**EXERCISE AIM**.
Your answer should be a single number: the count of lines holding the word "Индекс".

***

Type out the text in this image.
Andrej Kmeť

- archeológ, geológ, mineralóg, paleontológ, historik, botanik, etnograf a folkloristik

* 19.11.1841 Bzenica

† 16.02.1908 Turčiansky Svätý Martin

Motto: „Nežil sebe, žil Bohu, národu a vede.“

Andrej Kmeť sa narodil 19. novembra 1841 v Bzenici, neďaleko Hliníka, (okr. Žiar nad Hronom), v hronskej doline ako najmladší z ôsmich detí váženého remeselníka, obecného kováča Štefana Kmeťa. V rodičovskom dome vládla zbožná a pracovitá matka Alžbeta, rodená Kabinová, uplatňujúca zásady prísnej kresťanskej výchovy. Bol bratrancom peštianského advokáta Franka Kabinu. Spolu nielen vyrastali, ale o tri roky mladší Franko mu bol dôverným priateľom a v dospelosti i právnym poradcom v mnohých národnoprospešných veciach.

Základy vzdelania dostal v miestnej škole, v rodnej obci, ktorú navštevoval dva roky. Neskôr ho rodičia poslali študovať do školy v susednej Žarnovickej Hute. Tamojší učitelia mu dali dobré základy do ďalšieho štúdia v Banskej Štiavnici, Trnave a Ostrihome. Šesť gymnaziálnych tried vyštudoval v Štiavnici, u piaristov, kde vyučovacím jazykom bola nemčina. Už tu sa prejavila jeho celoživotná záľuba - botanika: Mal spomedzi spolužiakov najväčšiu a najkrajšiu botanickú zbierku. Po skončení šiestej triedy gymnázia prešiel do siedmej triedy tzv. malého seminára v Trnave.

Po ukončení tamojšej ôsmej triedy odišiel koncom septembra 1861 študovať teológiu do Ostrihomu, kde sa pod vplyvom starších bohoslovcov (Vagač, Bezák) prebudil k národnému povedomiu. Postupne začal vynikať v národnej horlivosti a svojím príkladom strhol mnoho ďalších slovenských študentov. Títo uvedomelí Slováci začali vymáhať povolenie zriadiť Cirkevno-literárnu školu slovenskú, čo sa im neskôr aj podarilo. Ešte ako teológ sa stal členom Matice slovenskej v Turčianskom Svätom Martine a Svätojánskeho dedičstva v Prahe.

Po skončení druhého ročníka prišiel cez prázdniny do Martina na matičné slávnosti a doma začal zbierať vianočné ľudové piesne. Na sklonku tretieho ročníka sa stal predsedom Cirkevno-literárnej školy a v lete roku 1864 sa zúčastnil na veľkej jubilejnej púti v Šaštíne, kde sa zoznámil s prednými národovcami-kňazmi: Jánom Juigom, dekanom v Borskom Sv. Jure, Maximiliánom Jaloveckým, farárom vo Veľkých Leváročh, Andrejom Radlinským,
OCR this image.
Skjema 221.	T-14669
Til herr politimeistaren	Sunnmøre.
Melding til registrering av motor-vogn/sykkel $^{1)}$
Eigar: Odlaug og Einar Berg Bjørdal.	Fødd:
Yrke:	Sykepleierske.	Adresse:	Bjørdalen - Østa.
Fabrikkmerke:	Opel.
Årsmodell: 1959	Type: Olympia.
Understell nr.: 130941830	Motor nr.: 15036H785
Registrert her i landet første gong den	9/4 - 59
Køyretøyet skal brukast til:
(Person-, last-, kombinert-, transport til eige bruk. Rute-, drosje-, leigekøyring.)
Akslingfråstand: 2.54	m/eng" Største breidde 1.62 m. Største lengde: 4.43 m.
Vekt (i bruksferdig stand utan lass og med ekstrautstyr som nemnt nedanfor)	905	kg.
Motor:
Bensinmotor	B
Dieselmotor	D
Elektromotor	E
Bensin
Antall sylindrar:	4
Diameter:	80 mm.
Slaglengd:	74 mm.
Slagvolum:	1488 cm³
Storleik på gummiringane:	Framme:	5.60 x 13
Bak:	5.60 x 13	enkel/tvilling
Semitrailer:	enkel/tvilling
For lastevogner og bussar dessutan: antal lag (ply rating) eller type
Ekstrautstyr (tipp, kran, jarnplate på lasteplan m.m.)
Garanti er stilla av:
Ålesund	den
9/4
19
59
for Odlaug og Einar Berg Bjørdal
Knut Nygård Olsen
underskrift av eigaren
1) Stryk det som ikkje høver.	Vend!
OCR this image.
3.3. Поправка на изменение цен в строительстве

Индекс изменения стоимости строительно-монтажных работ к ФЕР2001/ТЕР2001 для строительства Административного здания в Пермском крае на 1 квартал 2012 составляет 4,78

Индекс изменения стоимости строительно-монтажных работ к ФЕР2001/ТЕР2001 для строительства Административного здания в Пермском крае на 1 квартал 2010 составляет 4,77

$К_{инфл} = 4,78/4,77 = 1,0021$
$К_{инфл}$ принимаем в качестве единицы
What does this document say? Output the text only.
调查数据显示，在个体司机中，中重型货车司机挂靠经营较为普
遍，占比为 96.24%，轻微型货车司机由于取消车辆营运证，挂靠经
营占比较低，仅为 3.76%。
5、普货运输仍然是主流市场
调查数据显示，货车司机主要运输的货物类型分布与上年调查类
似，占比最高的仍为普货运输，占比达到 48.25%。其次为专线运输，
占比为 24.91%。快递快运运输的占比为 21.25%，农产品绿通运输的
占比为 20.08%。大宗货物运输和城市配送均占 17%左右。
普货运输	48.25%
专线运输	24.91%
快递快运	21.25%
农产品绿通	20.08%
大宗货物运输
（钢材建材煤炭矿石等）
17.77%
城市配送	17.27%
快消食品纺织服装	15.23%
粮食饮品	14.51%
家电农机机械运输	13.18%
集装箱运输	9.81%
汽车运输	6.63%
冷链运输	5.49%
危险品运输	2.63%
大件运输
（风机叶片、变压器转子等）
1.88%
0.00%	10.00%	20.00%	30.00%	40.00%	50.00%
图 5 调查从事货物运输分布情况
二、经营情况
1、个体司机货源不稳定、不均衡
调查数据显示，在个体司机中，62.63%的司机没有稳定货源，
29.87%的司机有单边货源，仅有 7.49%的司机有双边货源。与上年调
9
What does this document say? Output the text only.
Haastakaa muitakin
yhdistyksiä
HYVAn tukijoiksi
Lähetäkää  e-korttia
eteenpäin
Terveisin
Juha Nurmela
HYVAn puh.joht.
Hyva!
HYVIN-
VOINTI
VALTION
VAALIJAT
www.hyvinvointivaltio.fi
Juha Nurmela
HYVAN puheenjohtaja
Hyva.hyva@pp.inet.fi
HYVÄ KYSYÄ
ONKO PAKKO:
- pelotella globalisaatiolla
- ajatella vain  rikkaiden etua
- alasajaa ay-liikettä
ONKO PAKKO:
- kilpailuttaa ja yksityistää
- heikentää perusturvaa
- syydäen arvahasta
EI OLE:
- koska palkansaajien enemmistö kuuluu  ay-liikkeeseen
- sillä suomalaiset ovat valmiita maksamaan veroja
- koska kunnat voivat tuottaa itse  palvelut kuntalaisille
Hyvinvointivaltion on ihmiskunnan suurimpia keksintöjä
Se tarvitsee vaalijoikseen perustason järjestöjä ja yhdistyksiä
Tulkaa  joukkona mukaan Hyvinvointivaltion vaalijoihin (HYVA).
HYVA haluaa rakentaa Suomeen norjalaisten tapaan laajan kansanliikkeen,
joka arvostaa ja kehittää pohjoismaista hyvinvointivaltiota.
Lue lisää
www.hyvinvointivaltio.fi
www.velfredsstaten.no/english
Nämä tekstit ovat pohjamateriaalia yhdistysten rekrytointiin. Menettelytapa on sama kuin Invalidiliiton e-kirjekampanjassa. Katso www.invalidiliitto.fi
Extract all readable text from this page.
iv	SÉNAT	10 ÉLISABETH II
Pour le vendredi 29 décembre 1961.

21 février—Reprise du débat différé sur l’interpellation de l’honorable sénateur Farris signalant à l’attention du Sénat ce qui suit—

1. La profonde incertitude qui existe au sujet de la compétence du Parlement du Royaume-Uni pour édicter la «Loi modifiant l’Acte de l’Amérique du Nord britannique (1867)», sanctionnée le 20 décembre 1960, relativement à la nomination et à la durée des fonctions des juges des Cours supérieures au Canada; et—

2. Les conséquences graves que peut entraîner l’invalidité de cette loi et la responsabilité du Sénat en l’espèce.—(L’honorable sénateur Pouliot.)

***

**REPLY TO THE EXERCISE**.
2